| Job |
Each line containing the word "values" should be found and copied.

Data listing
-- Begin --

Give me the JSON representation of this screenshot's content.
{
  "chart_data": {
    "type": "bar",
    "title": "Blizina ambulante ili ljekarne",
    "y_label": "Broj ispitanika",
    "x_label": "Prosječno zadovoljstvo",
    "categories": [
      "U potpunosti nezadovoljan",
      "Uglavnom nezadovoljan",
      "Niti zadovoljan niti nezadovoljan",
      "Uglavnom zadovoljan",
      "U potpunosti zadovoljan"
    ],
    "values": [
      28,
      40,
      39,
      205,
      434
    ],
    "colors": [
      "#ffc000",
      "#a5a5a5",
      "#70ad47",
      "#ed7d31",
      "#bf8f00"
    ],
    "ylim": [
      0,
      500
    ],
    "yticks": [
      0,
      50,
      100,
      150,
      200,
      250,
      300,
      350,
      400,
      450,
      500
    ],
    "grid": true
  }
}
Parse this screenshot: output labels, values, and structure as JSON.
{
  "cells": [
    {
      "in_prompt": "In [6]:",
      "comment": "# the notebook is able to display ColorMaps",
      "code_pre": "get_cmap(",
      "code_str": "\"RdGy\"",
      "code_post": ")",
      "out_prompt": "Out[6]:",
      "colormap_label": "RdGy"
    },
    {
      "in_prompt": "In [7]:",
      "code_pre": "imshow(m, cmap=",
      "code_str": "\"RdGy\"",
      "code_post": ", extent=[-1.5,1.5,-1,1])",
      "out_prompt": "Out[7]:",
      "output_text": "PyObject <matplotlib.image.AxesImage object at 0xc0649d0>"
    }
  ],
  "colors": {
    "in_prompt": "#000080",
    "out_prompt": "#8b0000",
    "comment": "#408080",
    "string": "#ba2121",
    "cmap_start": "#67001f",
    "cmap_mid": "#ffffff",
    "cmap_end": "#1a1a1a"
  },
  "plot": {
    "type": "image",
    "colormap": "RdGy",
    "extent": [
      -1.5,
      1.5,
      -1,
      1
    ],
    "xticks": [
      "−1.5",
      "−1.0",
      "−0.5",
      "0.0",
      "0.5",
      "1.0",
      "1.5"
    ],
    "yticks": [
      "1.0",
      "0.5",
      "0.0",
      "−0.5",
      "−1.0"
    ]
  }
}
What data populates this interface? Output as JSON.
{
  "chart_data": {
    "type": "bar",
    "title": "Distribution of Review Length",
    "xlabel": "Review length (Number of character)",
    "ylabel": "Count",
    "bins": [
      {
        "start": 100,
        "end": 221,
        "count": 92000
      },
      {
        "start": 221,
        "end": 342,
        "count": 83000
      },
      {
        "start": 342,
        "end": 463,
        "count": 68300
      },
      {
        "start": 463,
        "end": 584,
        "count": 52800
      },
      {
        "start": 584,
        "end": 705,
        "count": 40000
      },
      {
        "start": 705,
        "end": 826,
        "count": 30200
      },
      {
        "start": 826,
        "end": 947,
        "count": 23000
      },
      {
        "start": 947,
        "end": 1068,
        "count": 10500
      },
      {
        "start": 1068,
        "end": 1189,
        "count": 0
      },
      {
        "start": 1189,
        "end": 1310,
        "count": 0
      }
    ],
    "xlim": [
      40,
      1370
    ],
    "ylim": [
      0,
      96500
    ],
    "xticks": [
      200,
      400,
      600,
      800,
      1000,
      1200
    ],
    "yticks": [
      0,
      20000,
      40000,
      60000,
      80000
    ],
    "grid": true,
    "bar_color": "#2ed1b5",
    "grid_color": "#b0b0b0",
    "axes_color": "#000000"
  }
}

-- End --

| Result |
    "values": [
Parse this screenshot: output labels, values, and structure as JSON.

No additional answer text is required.